Dataset items:
* * * * * * * * *
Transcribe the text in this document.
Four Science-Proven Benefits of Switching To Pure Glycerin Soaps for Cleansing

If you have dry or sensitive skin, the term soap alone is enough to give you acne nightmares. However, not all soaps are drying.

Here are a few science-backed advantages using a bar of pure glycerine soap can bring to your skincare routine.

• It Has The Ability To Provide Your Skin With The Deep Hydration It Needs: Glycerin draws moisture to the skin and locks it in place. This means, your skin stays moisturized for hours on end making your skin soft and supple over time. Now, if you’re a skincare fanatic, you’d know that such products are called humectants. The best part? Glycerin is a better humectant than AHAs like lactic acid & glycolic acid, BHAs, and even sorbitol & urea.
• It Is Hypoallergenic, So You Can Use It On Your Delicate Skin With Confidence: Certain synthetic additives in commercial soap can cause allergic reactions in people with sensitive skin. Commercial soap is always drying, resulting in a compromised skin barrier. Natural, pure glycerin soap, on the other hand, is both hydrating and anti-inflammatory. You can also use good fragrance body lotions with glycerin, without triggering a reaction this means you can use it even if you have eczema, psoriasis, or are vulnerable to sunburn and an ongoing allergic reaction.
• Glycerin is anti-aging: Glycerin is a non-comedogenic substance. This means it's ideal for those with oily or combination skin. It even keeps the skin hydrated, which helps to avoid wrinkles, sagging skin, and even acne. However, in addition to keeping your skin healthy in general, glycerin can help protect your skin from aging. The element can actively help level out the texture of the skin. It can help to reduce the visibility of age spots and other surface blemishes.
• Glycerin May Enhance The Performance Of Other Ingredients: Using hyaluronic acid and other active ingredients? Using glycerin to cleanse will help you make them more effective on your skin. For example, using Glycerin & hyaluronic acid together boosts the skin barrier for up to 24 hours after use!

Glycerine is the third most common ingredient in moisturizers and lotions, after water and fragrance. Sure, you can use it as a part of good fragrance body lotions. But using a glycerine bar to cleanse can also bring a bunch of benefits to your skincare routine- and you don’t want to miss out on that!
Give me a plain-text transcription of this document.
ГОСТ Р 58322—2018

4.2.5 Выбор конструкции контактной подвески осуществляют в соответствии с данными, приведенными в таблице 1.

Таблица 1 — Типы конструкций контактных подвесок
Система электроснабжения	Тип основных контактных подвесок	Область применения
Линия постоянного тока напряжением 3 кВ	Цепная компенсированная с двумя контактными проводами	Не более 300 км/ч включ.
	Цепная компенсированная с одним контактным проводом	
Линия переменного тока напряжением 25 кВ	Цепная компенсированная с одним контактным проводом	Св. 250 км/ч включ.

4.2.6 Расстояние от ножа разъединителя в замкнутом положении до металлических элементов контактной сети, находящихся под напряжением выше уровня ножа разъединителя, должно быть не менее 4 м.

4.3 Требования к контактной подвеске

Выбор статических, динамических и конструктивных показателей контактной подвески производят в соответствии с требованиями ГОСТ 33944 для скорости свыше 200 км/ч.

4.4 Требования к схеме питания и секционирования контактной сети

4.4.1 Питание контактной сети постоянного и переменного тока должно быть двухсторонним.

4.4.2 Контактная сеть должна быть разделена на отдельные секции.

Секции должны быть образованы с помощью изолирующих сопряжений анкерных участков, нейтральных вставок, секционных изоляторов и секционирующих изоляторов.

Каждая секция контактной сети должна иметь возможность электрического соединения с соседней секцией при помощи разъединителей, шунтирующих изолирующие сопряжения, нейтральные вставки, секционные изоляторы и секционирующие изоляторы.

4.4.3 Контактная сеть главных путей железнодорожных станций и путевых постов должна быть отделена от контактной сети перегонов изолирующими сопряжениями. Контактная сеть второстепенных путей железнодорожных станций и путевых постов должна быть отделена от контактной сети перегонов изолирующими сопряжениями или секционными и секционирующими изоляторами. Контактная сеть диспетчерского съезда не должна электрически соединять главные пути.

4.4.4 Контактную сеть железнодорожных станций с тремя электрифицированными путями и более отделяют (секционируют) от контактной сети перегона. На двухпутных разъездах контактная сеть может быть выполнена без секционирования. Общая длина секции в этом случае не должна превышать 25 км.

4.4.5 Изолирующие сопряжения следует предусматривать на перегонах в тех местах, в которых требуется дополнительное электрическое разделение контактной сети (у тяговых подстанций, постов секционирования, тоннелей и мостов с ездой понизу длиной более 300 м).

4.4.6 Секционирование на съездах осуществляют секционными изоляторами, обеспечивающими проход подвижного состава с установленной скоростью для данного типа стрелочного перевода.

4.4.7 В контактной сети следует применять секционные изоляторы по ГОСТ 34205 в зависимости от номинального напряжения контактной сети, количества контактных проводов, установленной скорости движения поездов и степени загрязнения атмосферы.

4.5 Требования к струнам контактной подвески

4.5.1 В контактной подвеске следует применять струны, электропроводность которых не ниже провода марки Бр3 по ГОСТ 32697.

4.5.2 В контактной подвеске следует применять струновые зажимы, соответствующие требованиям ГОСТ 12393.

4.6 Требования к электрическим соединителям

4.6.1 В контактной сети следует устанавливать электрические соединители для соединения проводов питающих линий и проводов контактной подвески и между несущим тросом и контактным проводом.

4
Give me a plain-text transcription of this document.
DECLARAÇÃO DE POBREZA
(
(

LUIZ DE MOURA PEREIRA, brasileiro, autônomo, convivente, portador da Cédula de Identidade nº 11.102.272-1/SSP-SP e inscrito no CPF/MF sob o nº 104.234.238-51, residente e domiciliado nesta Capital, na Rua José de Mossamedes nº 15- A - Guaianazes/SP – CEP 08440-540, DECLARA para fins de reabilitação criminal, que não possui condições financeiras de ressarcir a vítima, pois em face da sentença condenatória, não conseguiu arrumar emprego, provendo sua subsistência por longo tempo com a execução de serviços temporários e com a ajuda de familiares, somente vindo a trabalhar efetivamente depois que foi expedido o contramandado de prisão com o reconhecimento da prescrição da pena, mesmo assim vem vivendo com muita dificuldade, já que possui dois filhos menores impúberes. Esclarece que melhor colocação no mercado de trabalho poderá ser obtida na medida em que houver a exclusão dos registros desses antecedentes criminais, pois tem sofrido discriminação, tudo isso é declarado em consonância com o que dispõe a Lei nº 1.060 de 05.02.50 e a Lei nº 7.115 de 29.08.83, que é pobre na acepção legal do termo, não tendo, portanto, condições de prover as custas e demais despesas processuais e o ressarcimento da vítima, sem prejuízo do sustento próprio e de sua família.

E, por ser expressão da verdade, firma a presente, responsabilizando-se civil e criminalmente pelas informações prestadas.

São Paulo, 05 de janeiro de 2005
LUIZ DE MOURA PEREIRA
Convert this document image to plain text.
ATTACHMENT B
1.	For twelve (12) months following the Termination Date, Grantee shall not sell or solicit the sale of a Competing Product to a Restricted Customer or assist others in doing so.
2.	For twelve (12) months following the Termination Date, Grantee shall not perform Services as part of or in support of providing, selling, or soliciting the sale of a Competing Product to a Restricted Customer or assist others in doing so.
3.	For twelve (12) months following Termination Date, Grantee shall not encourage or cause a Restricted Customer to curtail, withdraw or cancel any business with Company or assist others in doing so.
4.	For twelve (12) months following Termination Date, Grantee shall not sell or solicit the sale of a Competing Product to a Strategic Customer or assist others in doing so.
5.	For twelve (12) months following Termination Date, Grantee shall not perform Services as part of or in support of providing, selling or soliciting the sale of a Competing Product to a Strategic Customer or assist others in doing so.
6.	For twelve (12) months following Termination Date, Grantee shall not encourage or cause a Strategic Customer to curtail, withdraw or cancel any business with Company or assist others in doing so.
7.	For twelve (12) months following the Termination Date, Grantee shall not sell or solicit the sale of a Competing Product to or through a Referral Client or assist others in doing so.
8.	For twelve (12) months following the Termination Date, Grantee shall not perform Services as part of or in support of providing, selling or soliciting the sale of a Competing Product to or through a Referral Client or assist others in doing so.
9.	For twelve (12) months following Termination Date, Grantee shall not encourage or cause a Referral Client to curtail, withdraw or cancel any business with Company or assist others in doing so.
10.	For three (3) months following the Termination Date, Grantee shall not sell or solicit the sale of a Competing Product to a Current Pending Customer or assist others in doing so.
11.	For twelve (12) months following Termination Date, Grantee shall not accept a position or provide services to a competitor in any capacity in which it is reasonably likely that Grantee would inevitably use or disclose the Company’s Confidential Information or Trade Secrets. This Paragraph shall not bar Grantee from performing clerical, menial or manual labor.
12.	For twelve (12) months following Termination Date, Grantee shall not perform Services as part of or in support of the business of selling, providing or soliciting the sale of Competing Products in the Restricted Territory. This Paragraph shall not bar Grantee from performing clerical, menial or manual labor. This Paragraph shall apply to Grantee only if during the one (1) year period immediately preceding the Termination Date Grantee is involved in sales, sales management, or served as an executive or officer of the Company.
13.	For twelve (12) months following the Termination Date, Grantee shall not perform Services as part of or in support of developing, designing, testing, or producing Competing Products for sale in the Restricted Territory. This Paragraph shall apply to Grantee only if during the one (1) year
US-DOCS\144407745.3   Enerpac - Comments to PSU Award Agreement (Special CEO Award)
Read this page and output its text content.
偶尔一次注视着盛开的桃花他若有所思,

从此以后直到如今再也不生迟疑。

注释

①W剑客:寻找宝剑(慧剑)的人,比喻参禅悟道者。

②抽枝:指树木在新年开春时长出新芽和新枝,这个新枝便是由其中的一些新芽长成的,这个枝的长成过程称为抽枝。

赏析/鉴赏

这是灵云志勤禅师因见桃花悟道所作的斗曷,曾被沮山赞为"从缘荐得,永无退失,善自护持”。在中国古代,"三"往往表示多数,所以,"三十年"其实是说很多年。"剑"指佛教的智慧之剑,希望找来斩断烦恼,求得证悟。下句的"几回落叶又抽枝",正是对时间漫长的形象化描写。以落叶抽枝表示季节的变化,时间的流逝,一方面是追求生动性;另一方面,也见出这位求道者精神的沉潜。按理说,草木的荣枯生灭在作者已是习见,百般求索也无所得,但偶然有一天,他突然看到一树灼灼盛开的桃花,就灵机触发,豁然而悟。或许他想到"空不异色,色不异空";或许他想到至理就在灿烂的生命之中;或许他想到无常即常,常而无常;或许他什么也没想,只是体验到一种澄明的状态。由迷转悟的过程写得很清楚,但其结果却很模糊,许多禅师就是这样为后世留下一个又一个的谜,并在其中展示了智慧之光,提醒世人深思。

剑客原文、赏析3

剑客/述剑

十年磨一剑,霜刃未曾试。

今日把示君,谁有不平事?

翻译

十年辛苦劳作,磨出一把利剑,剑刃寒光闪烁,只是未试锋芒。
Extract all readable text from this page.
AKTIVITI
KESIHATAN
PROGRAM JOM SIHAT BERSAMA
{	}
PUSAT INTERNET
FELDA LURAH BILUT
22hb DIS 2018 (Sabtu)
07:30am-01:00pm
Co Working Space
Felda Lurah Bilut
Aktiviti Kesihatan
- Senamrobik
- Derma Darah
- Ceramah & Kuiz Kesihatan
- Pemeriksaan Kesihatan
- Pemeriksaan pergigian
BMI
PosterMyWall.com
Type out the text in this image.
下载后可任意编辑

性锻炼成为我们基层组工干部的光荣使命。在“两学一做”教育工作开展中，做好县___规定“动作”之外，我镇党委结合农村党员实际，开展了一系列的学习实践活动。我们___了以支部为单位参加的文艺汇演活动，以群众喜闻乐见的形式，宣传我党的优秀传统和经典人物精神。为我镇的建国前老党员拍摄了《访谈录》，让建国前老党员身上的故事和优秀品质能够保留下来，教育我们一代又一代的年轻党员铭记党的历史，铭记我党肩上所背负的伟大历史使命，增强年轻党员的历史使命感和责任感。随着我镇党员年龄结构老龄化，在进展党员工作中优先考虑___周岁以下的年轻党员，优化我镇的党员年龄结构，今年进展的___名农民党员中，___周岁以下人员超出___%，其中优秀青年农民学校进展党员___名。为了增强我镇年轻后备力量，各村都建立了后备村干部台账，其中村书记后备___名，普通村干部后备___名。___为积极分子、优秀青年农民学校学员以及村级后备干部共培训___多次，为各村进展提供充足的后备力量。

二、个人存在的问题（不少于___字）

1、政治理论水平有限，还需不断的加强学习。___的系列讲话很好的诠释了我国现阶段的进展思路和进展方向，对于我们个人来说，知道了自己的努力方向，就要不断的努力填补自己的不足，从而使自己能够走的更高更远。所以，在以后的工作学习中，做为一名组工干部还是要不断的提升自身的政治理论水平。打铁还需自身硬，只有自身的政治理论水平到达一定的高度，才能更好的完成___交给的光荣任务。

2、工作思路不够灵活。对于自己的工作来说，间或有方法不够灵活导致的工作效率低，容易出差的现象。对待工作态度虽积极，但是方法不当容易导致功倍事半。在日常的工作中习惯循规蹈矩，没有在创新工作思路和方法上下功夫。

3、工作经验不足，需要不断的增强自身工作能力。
* * * * * * * * *
Work required:
Go through the records and copy each line with "after" in it.

Task answer:
• Glycerin May Enhance The Performance Of Other Ingredients: Using hyaluronic acid and other active ingredients? Using glycerin to cleanse will help you make them more effective on your skin. For example, using Glycerin & hyaluronic acid together boosts the skin barrier for up to 24 hours after use!
Glycerine is the third most common ingredient in moisturizers and lotions, after water and fragrance. Sure, you can use it as a part of good fragrance body lotions. But using a glycerine bar to cleanse can also bring a bunch of benefits to your skincare routine- and you don’t want to miss out on that!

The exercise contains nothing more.